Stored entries
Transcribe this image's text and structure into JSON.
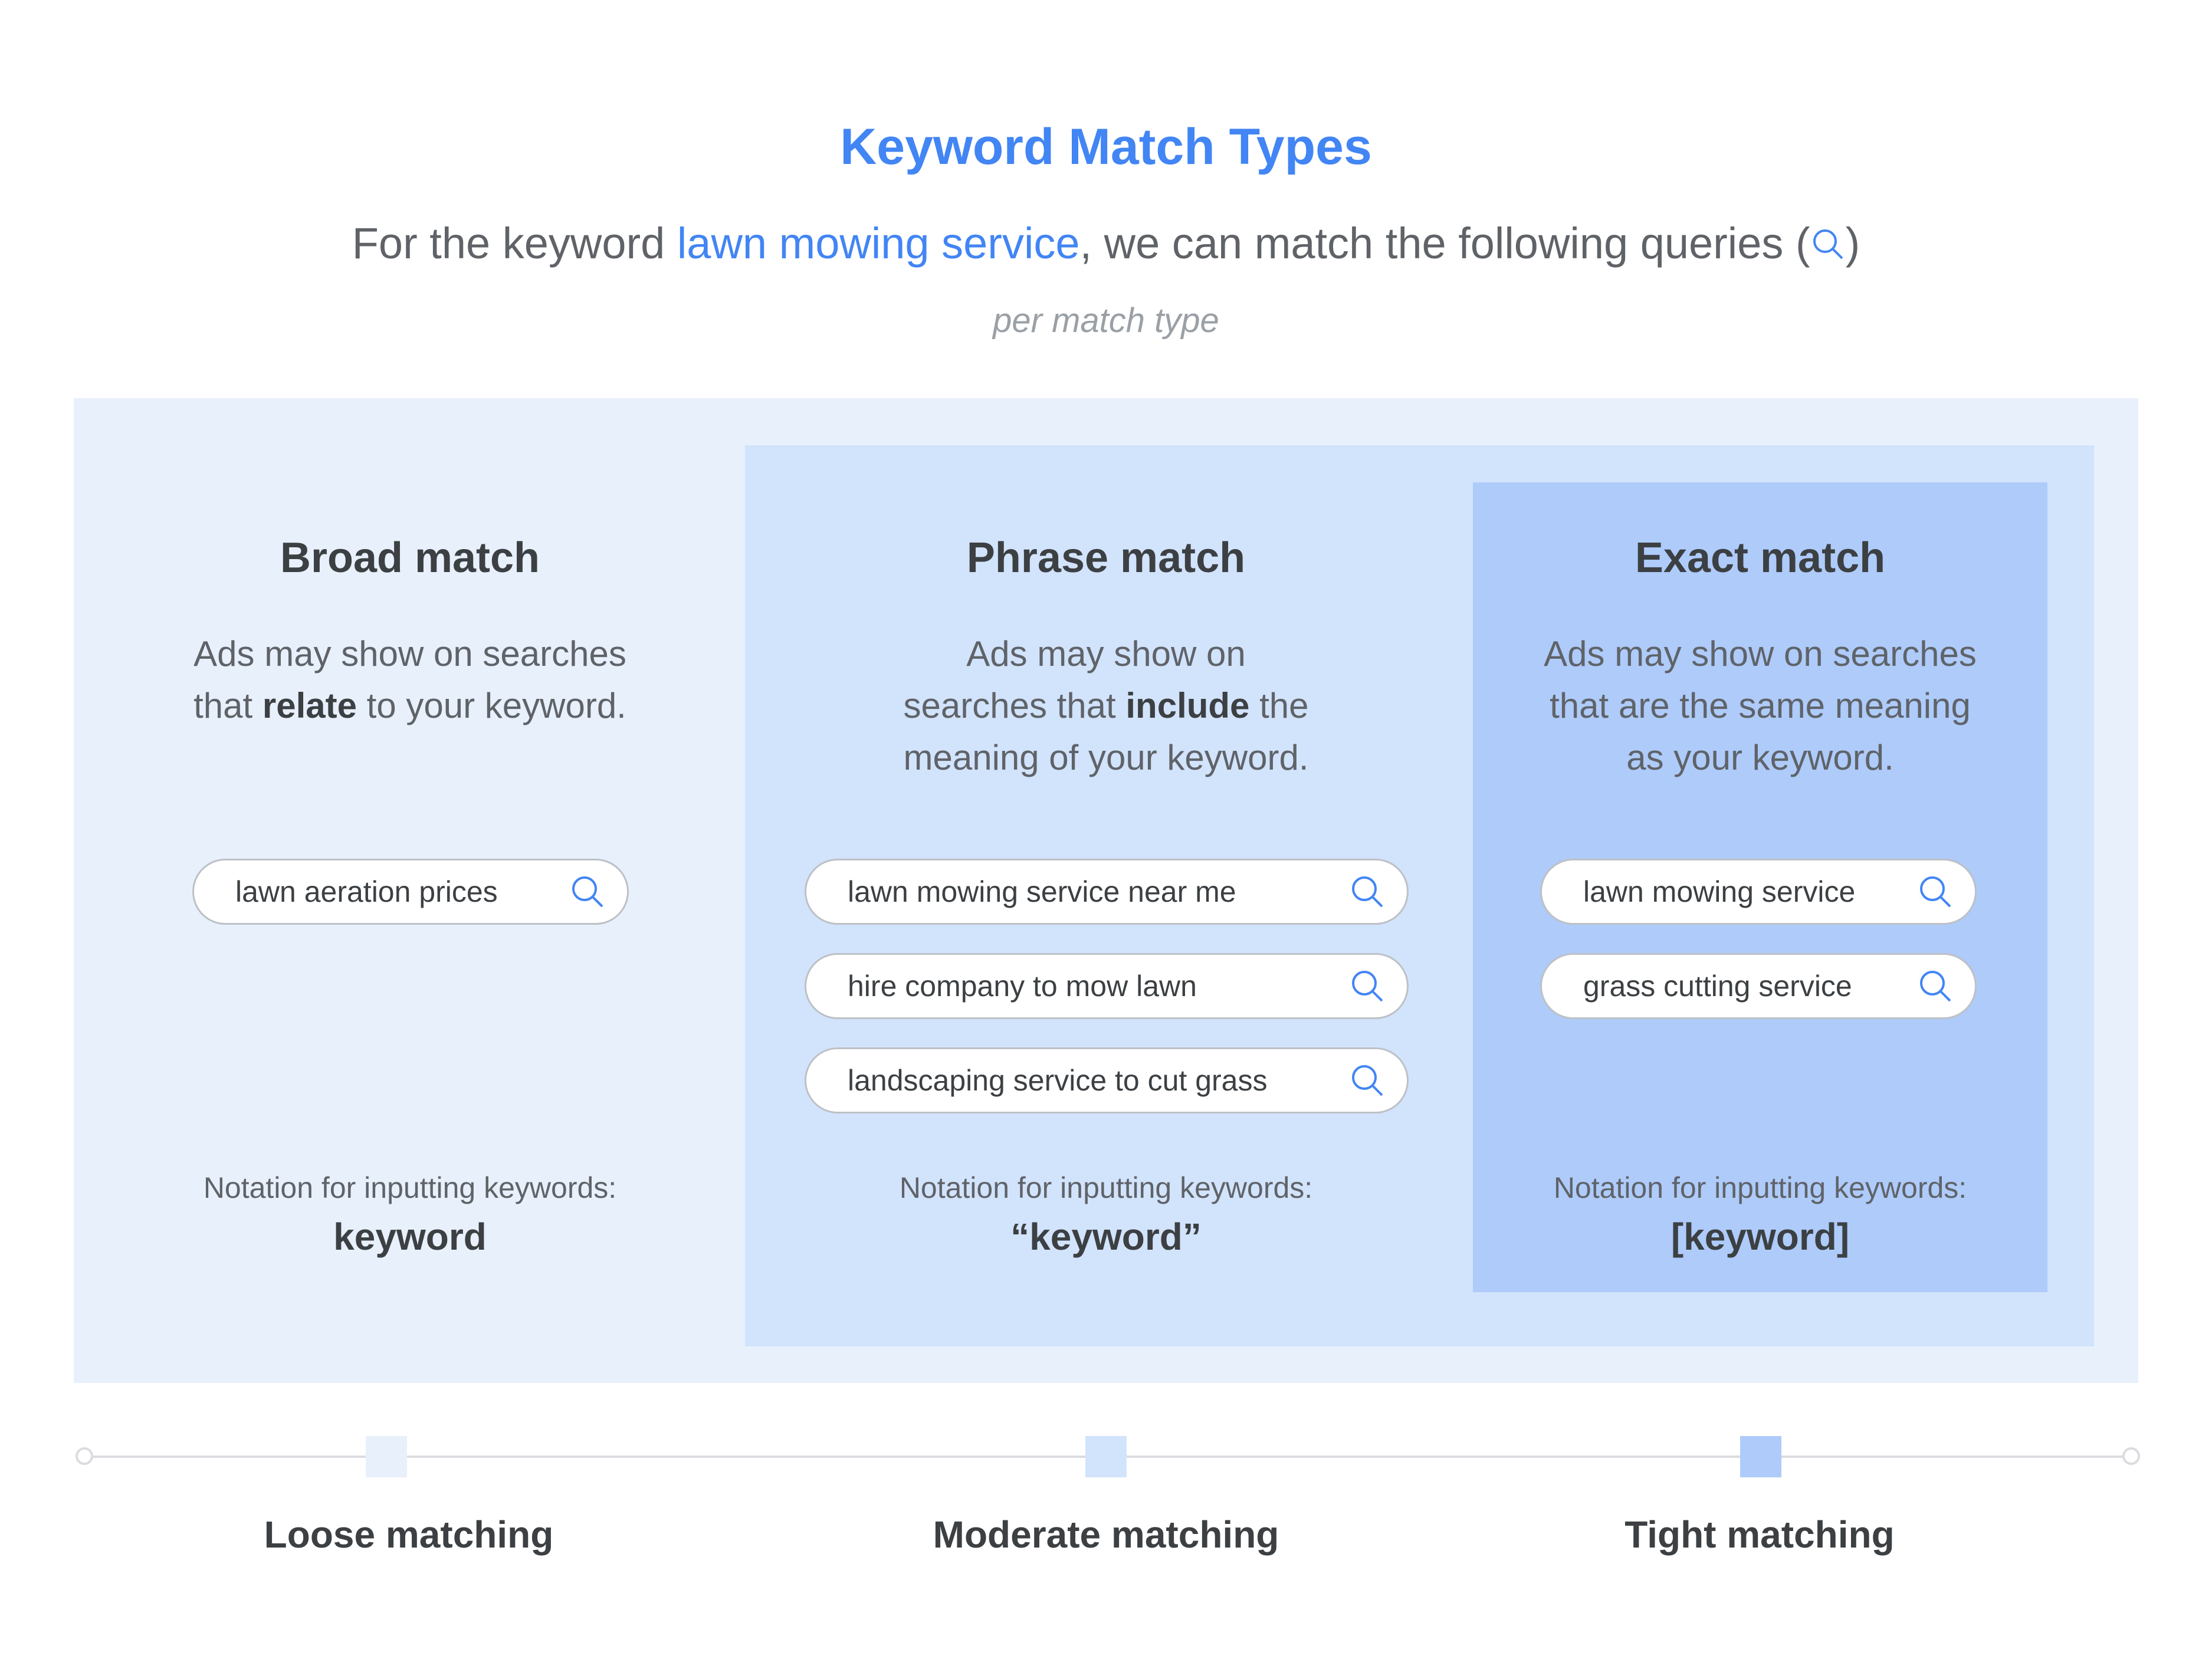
{
  "header": {
    "title": "Keyword Match Types",
    "subtitle_prefix": "For the keyword ",
    "subtitle_keyword": "lawn mowing service",
    "subtitle_suffix": ", we can match the following queries (",
    "subtitle_icon": "search-icon",
    "subtitle_close": ")",
    "note": "per match type"
  },
  "colors": {
    "accent": "#4285f4",
    "broad_bg": "#e8f0fc",
    "phrase_bg": "#d2e3fc",
    "exact_bg": "#aecbfa",
    "text_dark": "#3c4043",
    "text_mid": "#5f6368",
    "text_light": "#9aa0a6"
  },
  "columns": [
    {
      "title": "Broad match",
      "desc_lines": [
        {
          "pre": "Ads may show on searches",
          "bold": "",
          "post": ""
        },
        {
          "pre": "that ",
          "bold": "relate",
          "post": " to your keyword."
        }
      ],
      "queries": [
        "lawn aeration prices"
      ],
      "notation_label": "Notation for inputting keywords:",
      "notation_value": "keyword"
    },
    {
      "title": "Phrase match",
      "desc_lines": [
        {
          "pre": "Ads may show on",
          "bold": "",
          "post": ""
        },
        {
          "pre": "searches that ",
          "bold": "include",
          "post": " the"
        },
        {
          "pre": "meaning of your keyword.",
          "bold": "",
          "post": ""
        }
      ],
      "queries": [
        "lawn mowing service near me",
        "hire company to mow lawn",
        "landscaping service to cut grass"
      ],
      "notation_label": "Notation for inputting keywords:",
      "notation_value": "“keyword”"
    },
    {
      "title": "Exact match",
      "desc_lines": [
        {
          "pre": "Ads may show on searches",
          "bold": "",
          "post": ""
        },
        {
          "pre": "that are the same meaning",
          "bold": "",
          "post": ""
        },
        {
          "pre": "as your keyword.",
          "bold": "",
          "post": ""
        }
      ],
      "queries": [
        "lawn mowing service",
        "grass cutting service"
      ],
      "notation_label": "Notation for inputting keywords:",
      "notation_value": "[keyword]"
    }
  ],
  "scale": {
    "labels": [
      "Loose matching",
      "Moderate matching",
      "Tight matching"
    ],
    "marker_colors": [
      "#e8f0fc",
      "#d2e3fc",
      "#aecbfa"
    ]
  }
}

● **Exercise**
In your copy, repeat each record exactly and include no pictures.

● **Task output**
Transcribe this image's text and structure into JSON.
{
  "header": {
    "title": "Keyword Match Types",
    "subtitle_prefix": "For the keyword ",
    "subtitle_keyword": "lawn mowing service",
    "subtitle_suffix": ", we can match the following queries (",
    "subtitle_icon": "search-icon",
    "subtitle_close": ")",
    "note": "per match type"
  },
  "colors": {
    "accent": "#4285f4",
    "broad_bg": "#e8f0fc",
    "phrase_bg": "#d2e3fc",
    "exact_bg": "#aecbfa",
    "text_dark": "#3c4043",
    "text_mid": "#5f6368",
    "text_light": "#9aa0a6"
  },
  "columns": [
    {
      "title": "Broad match",
      "desc_lines": [
        {
          "pre": "Ads may show on searches",
          "bold": "",
          "post": ""
        },
        {
          "pre": "that ",
          "bold": "relate",
          "post": " to your keyword."
        }
      ],
      "queries": [
        "lawn aeration prices"
      ],
      "notation_label": "Notation for inputting keywords:",
      "notation_value": "keyword"
    },
    {
      "title": "Phrase match",
      "desc_lines": [
        {
          "pre": "Ads may show on",
          "bold": "",
          "post": ""
        },
        {
          "pre": "searches that ",
          "bold": "include",
          "post": " the"
        },
        {
          "pre": "meaning of your keyword.",
          "bold": "",
          "post": ""
        }
      ],
      "queries": [
        "lawn mowing service near me",
        "hire company to mow lawn",
        "landscaping service to cut grass"
      ],
      "notation_label": "Notation for inputting keywords:",
      "notation_value": "“keyword”"
    },
    {
      "title": "Exact match",
      "desc_lines": [
        {
          "pre": "Ads may show on searches",
          "bold": "",
          "post": ""
        },
        {
          "pre": "that are the same meaning",
          "bold": "",
          "post": ""
        },
        {
          "pre": "as your keyword.",
          "bold": "",
          "post": ""
        }
      ],
      "queries": [
        "lawn mowing service",
        "grass cutting service"
      ],
      "notation_label": "Notation for inputting keywords:",
      "notation_value": "[keyword]"
    }
  ],
  "scale": {
    "labels": [
      "Loose matching",
      "Moderate matching",
      "Tight matching"
    ],
    "marker_colors": [
      "#e8f0fc",
      "#d2e3fc",
      "#aecbfa"
    ]
  }
}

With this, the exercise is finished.